## [Short task]
From the listing below, extract every line in which the word "this" appears.

>> begin Material provided

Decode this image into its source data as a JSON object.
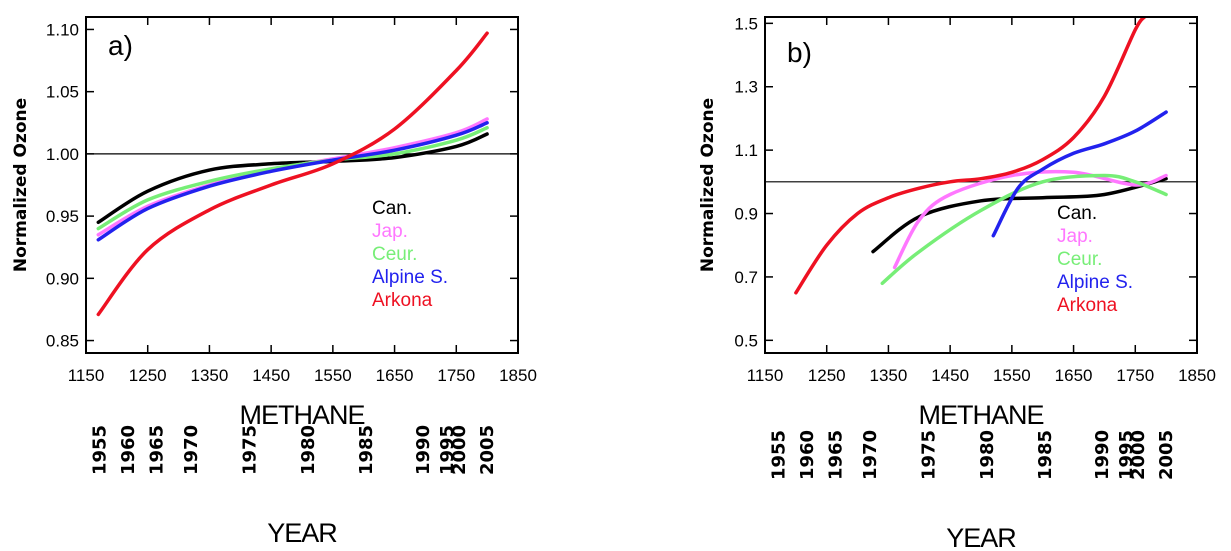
{
  "chart_data": [
    {
      "type": "line",
      "panel_label": "a)",
      "ylabel": "Normalized Ozone",
      "xlabel": "METHANE",
      "year_label": "YEAR",
      "xlim": [
        1150,
        1850
      ],
      "ylim": [
        0.84,
        1.11
      ],
      "xticks": [
        1150,
        1250,
        1350,
        1450,
        1550,
        1650,
        1750,
        1850
      ],
      "yticks": [
        0.85,
        0.9,
        0.95,
        1.0,
        1.05,
        1.1
      ],
      "ytick_labels": [
        "0.85",
        "0.90",
        "0.95",
        "1.00",
        "1.05",
        "1.10"
      ],
      "reference_line": 1.0,
      "year_ticks": [
        {
          "year": "1955",
          "methane": 1172
        },
        {
          "year": "1960",
          "methane": 1218
        },
        {
          "year": "1965",
          "methane": 1264
        },
        {
          "year": "1970",
          "methane": 1320
        },
        {
          "year": "1975",
          "methane": 1415
        },
        {
          "year": "1980",
          "methane": 1510
        },
        {
          "year": "1985",
          "methane": 1604
        },
        {
          "year": "1990",
          "methane": 1696
        },
        {
          "year": "1995",
          "methane": 1745
        },
        {
          "year": "2000",
          "methane": 1745
        },
        {
          "year": "2005",
          "methane": 1800
        }
      ],
      "series": [
        {
          "name": "Can.",
          "color": "#000000",
          "x": [
            1170,
            1250,
            1350,
            1450,
            1550,
            1650,
            1750,
            1800
          ],
          "y": [
            0.945,
            0.97,
            0.987,
            0.992,
            0.994,
            0.997,
            1.006,
            1.016
          ]
        },
        {
          "name": "Jap.",
          "color": "#ff77ff",
          "x": [
            1170,
            1250,
            1350,
            1450,
            1550,
            1650,
            1750,
            1800
          ],
          "y": [
            0.935,
            0.958,
            0.975,
            0.987,
            0.996,
            1.005,
            1.017,
            1.028
          ]
        },
        {
          "name": "Ceur.",
          "color": "#77ee77",
          "x": [
            1170,
            1250,
            1350,
            1450,
            1550,
            1650,
            1750,
            1800
          ],
          "y": [
            0.94,
            0.963,
            0.978,
            0.988,
            0.995,
            1.0,
            1.011,
            1.021
          ]
        },
        {
          "name": "Alpine S.",
          "color": "#2222ee",
          "x": [
            1170,
            1250,
            1350,
            1450,
            1550,
            1650,
            1750,
            1800
          ],
          "y": [
            0.931,
            0.956,
            0.974,
            0.986,
            0.995,
            1.003,
            1.015,
            1.025
          ]
        },
        {
          "name": "Arkona",
          "color": "#ee1122",
          "x": [
            1170,
            1250,
            1350,
            1450,
            1550,
            1650,
            1750,
            1800
          ],
          "y": [
            0.871,
            0.923,
            0.955,
            0.975,
            0.992,
            1.02,
            1.067,
            1.097
          ]
        }
      ]
    },
    {
      "type": "line",
      "panel_label": "b)",
      "ylabel": "Normalized Ozone",
      "xlabel": "METHANE",
      "year_label": "YEAR",
      "xlim": [
        1150,
        1850
      ],
      "ylim": [
        0.46,
        1.52
      ],
      "xticks": [
        1150,
        1250,
        1350,
        1450,
        1550,
        1650,
        1750,
        1850
      ],
      "yticks": [
        0.5,
        0.7,
        0.9,
        1.1,
        1.3,
        1.5
      ],
      "ytick_labels": [
        "0.5",
        "0.7",
        "0.9",
        "1.1",
        "1.3",
        "1.5"
      ],
      "reference_line": 1.0,
      "year_ticks": [
        {
          "year": "1955",
          "methane": 1172
        },
        {
          "year": "1960",
          "methane": 1218
        },
        {
          "year": "1965",
          "methane": 1264
        },
        {
          "year": "1970",
          "methane": 1320
        },
        {
          "year": "1975",
          "methane": 1415
        },
        {
          "year": "1980",
          "methane": 1510
        },
        {
          "year": "1985",
          "methane": 1604
        },
        {
          "year": "1990",
          "methane": 1696
        },
        {
          "year": "1995",
          "methane": 1745
        },
        {
          "year": "2000",
          "methane": 1745
        },
        {
          "year": "2005",
          "methane": 1800
        }
      ],
      "series": [
        {
          "name": "Can.",
          "color": "#000000",
          "x": [
            1325,
            1400,
            1500,
            1600,
            1700,
            1800
          ],
          "y": [
            0.78,
            0.89,
            0.94,
            0.95,
            0.96,
            1.01
          ]
        },
        {
          "name": "Jap.",
          "color": "#ff77ff",
          "x": [
            1360,
            1400,
            1450,
            1550,
            1650,
            1750,
            1800
          ],
          "y": [
            0.73,
            0.88,
            0.96,
            1.02,
            1.03,
            0.99,
            1.02
          ]
        },
        {
          "name": "Ceur.",
          "color": "#77ee77",
          "x": [
            1340,
            1400,
            1500,
            1600,
            1700,
            1750,
            1800
          ],
          "y": [
            0.68,
            0.78,
            0.91,
            1.0,
            1.02,
            1.0,
            0.96
          ]
        },
        {
          "name": "Alpine S.",
          "color": "#2222ee",
          "x": [
            1520,
            1560,
            1600,
            1650,
            1700,
            1750,
            1800
          ],
          "y": [
            0.83,
            0.98,
            1.04,
            1.09,
            1.12,
            1.16,
            1.22
          ]
        },
        {
          "name": "Arkona",
          "color": "#ee1122",
          "x": [
            1200,
            1250,
            1300,
            1350,
            1400,
            1450,
            1500,
            1550,
            1600,
            1650,
            1700,
            1750,
            1765
          ],
          "y": [
            0.65,
            0.8,
            0.9,
            0.95,
            0.98,
            1.0,
            1.01,
            1.03,
            1.07,
            1.14,
            1.27,
            1.48,
            1.52
          ]
        }
      ]
    }
  ]
}
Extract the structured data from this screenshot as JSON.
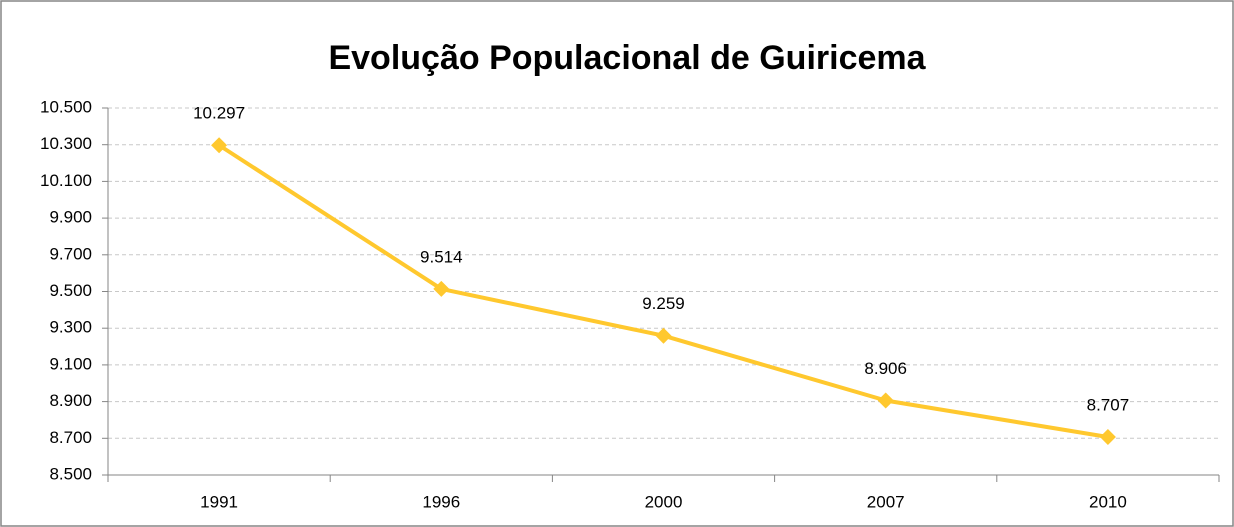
{
  "chart_data": {
    "type": "line",
    "title": "Evolução Populacional de Guiricema",
    "categories": [
      "1991",
      "1996",
      "2000",
      "2007",
      "2010"
    ],
    "values": [
      10297,
      9514,
      9259,
      8906,
      8707
    ],
    "value_labels": [
      "10.297",
      "9.514",
      "9.259",
      "8.906",
      "8.707"
    ],
    "color": "#ffc82e",
    "ylim": [
      8500,
      10500
    ],
    "yticks": [
      {
        "value": 8500,
        "label": "8.500"
      },
      {
        "value": 8700,
        "label": "8.700"
      },
      {
        "value": 8900,
        "label": "8.900"
      },
      {
        "value": 9100,
        "label": "9.100"
      },
      {
        "value": 9300,
        "label": "9.300"
      },
      {
        "value": 9500,
        "label": "9.500"
      },
      {
        "value": 9700,
        "label": "9.700"
      },
      {
        "value": 9900,
        "label": "9.900"
      },
      {
        "value": 10100,
        "label": "10.100"
      },
      {
        "value": 10300,
        "label": "10.300"
      },
      {
        "value": 10500,
        "label": "10.500"
      }
    ],
    "grid": true
  }
}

>> end Material provided

## [Complete output]
Decode this image into its source data as a JSON object.
Extract the structured data from this screenshot as JSON.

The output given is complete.